◆ Material shown ◆
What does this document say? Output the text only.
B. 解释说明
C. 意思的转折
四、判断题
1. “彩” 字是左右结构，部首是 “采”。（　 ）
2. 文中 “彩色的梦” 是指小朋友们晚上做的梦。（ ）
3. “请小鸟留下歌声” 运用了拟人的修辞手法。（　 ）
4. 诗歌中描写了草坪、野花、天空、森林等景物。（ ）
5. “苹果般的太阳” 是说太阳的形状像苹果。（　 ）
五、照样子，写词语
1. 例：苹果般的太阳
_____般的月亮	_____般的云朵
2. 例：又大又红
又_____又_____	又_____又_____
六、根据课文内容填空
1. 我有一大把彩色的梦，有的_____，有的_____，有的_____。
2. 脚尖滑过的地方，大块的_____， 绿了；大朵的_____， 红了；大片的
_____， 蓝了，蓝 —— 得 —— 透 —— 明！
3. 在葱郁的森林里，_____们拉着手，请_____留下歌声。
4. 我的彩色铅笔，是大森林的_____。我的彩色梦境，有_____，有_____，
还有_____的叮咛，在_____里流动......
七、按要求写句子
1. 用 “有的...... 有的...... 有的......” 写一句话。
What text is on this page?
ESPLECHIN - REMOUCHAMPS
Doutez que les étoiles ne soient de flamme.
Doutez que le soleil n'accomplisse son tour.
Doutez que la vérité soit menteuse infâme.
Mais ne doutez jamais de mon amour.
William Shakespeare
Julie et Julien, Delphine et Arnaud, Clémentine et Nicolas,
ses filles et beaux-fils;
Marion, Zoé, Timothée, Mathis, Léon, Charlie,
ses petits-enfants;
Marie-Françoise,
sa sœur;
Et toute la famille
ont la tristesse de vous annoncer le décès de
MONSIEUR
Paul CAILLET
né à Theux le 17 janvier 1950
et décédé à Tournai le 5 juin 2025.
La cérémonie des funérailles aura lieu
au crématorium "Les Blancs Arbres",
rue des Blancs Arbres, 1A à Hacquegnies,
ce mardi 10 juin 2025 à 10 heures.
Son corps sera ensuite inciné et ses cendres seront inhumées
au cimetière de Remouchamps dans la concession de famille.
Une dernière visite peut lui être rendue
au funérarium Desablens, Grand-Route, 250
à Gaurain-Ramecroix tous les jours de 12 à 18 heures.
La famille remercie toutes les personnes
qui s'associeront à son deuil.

◆ Instructions to follow ◆
Give all the records again. Match them exactly.

◆ Problem solution ◆
What does this document say? Output the text only.
B. 解释说明
C. 意思的转折
四、判断题
1. “彩” 字是左右结构，部首是 “采”。（　 ）
2. 文中 “彩色的梦” 是指小朋友们晚上做的梦。（ ）
3. “请小鸟留下歌声” 运用了拟人的修辞手法。（　 ）
4. 诗歌中描写了草坪、野花、天空、森林等景物。（ ）
5. “苹果般的太阳” 是说太阳的形状像苹果。（　 ）
五、照样子，写词语
1. 例：苹果般的太阳
_____般的月亮	_____般的云朵
2. 例：又大又红
又_____又_____	又_____又_____
六、根据课文内容填空
1. 我有一大把彩色的梦，有的_____，有的_____，有的_____。
2. 脚尖滑过的地方，大块的_____， 绿了；大朵的_____， 红了；大片的
_____， 蓝了，蓝 —— 得 —— 透 —— 明！
3. 在葱郁的森林里，_____们拉着手，请_____留下歌声。
4. 我的彩色铅笔，是大森林的_____。我的彩色梦境，有_____，有_____，
还有_____的叮咛，在_____里流动......
七、按要求写句子
1. 用 “有的...... 有的...... 有的......” 写一句话。
What text is on this page?
ESPLECHIN - REMOUCHAMPS
Doutez que les étoiles ne soient de flamme.
Doutez que le soleil n'accomplisse son tour.
Doutez que la vérité soit menteuse infâme.
Mais ne doutez jamais de mon amour.
William Shakespeare
Julie et Julien, Delphine et Arnaud, Clémentine et Nicolas,
ses filles et beaux-fils;
Marion, Zoé, Timothée, Mathis, Léon, Charlie,
ses petits-enfants;
Marie-Françoise,
sa sœur;
Et toute la famille
ont la tristesse de vous annoncer le décès de
MONSIEUR
Paul CAILLET
né à Theux le 17 janvier 1950
et décédé à Tournai le 5 juin 2025.
La cérémonie des funérailles aura lieu
au crématorium "Les Blancs Arbres",
rue des Blancs Arbres, 1A à Hacquegnies,
ce mardi 10 juin 2025 à 10 heures.
Son corps sera ensuite inciné et ses cendres seront inhumées
au cimetière de Remouchamps dans la concession de famille.
Une dernière visite peut lui être rendue
au funérarium Desablens, Grand-Route, 250
à Gaurain-Ramecroix tous les jours de 12 à 18 heures.
La famille remercie toutes les personnes
qui s'associeront à son deuil.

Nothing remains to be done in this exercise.